EXERCISE INPUT:
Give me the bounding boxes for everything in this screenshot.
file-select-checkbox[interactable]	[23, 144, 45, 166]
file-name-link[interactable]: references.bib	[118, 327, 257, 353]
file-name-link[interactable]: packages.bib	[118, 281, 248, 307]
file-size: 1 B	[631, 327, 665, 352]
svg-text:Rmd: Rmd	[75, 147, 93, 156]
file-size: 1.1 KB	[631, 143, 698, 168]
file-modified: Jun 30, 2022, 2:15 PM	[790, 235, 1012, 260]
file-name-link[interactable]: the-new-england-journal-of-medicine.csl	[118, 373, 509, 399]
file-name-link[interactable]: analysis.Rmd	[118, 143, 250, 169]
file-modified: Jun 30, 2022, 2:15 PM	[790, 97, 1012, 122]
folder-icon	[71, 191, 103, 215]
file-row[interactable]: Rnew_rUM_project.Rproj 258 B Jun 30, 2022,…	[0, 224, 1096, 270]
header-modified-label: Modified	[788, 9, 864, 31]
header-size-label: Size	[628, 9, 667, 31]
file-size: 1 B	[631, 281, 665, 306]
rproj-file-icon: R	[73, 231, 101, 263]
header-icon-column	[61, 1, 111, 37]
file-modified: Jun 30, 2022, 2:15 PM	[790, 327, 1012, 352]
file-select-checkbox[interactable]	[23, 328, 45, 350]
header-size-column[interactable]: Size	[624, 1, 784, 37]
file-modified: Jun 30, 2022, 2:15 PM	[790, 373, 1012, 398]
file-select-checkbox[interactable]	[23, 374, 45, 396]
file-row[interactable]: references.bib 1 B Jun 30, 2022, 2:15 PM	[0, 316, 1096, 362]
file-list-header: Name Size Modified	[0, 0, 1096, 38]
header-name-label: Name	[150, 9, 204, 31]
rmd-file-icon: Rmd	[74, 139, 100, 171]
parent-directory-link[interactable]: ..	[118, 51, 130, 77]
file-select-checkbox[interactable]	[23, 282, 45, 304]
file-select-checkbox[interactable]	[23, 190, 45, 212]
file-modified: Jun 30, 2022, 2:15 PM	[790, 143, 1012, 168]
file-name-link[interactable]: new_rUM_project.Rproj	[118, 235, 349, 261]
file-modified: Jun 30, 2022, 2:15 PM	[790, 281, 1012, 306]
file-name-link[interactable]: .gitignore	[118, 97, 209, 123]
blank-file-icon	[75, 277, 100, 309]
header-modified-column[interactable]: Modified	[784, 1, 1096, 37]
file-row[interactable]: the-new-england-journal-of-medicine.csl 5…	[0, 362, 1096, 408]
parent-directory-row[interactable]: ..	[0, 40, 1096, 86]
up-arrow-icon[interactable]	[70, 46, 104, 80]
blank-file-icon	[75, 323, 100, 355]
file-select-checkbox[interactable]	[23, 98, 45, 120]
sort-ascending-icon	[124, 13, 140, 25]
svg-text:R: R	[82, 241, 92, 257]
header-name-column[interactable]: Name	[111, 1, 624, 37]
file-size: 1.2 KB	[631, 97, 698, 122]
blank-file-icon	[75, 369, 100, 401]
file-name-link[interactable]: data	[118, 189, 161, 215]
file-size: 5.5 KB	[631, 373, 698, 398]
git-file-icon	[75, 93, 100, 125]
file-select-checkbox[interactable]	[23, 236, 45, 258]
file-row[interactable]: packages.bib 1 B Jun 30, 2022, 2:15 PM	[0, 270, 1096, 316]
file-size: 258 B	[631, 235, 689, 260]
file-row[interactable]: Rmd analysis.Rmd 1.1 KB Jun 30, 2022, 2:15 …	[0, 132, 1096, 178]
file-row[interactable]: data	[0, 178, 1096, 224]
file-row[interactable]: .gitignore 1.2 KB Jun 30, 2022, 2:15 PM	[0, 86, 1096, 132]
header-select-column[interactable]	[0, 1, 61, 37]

AIM OF THE EXERCISE:
Copy all of the lines above without changing anything.

SOLUTION TO THIS TASK:
Give me the bounding boxes for everything in this screenshot.
file-select-checkbox[interactable]	[23, 144, 45, 166]
file-name-link[interactable]: references.bib	[118, 327, 257, 353]
file-name-link[interactable]: packages.bib	[118, 281, 248, 307]
file-size: 1 B	[631, 327, 665, 352]
svg-text:Rmd: Rmd	[75, 147, 93, 156]
file-size: 1.1 KB	[631, 143, 698, 168]
file-modified: Jun 30, 2022, 2:15 PM	[790, 235, 1012, 260]
file-name-link[interactable]: the-new-england-journal-of-medicine.csl	[118, 373, 509, 399]
file-name-link[interactable]: analysis.Rmd	[118, 143, 250, 169]
file-modified: Jun 30, 2022, 2:15 PM	[790, 97, 1012, 122]
folder-icon	[71, 191, 103, 215]
file-row[interactable]: Rnew_rUM_project.Rproj 258 B Jun 30, 2022,…	[0, 224, 1096, 270]
header-modified-label: Modified	[788, 9, 864, 31]
header-size-label: Size	[628, 9, 667, 31]
file-size: 1 B	[631, 281, 665, 306]
rproj-file-icon: R	[73, 231, 101, 263]
header-icon-column	[61, 1, 111, 37]
file-modified: Jun 30, 2022, 2:15 PM	[790, 327, 1012, 352]
file-select-checkbox[interactable]	[23, 328, 45, 350]
header-size-column[interactable]: Size	[624, 1, 784, 37]
file-modified: Jun 30, 2022, 2:15 PM	[790, 373, 1012, 398]
file-select-checkbox[interactable]	[23, 374, 45, 396]
file-row[interactable]: references.bib 1 B Jun 30, 2022, 2:15 PM	[0, 316, 1096, 362]
file-list-header: Name Size Modified	[0, 0, 1096, 38]
header-name-label: Name	[150, 9, 204, 31]
rmd-file-icon: Rmd	[74, 139, 100, 171]
parent-directory-link[interactable]: ..	[118, 51, 130, 77]
file-select-checkbox[interactable]	[23, 282, 45, 304]
file-select-checkbox[interactable]	[23, 190, 45, 212]
file-modified: Jun 30, 2022, 2:15 PM	[790, 143, 1012, 168]
file-name-link[interactable]: new_rUM_project.Rproj	[118, 235, 349, 261]
file-modified: Jun 30, 2022, 2:15 PM	[790, 281, 1012, 306]
file-name-link[interactable]: .gitignore	[118, 97, 209, 123]
blank-file-icon	[75, 277, 100, 309]
header-modified-column[interactable]: Modified	[784, 1, 1096, 37]
file-row[interactable]: the-new-england-journal-of-medicine.csl 5…	[0, 362, 1096, 408]
parent-directory-row[interactable]: ..	[0, 40, 1096, 86]
up-arrow-icon[interactable]	[70, 46, 104, 80]
blank-file-icon	[75, 323, 100, 355]
file-select-checkbox[interactable]	[23, 98, 45, 120]
sort-ascending-icon	[124, 13, 140, 25]
svg-text:R: R	[82, 241, 92, 257]
header-name-column[interactable]: Name	[111, 1, 624, 37]
file-size: 1.2 KB	[631, 97, 698, 122]
blank-file-icon	[75, 369, 100, 401]
file-name-link[interactable]: data	[118, 189, 161, 215]
file-size: 5.5 KB	[631, 373, 698, 398]
git-file-icon	[75, 93, 100, 125]
file-select-checkbox[interactable]	[23, 236, 45, 258]
file-row[interactable]: packages.bib 1 B Jun 30, 2022, 2:15 PM	[0, 270, 1096, 316]
file-size: 258 B	[631, 235, 689, 260]
file-row[interactable]: Rmd analysis.Rmd 1.1 KB Jun 30, 2022, 2:15 …	[0, 132, 1096, 178]
file-row[interactable]: data	[0, 178, 1096, 224]
file-row[interactable]: .gitignore 1.2 KB Jun 30, 2022, 2:15 PM	[0, 86, 1096, 132]
header-select-column[interactable]	[0, 1, 61, 37]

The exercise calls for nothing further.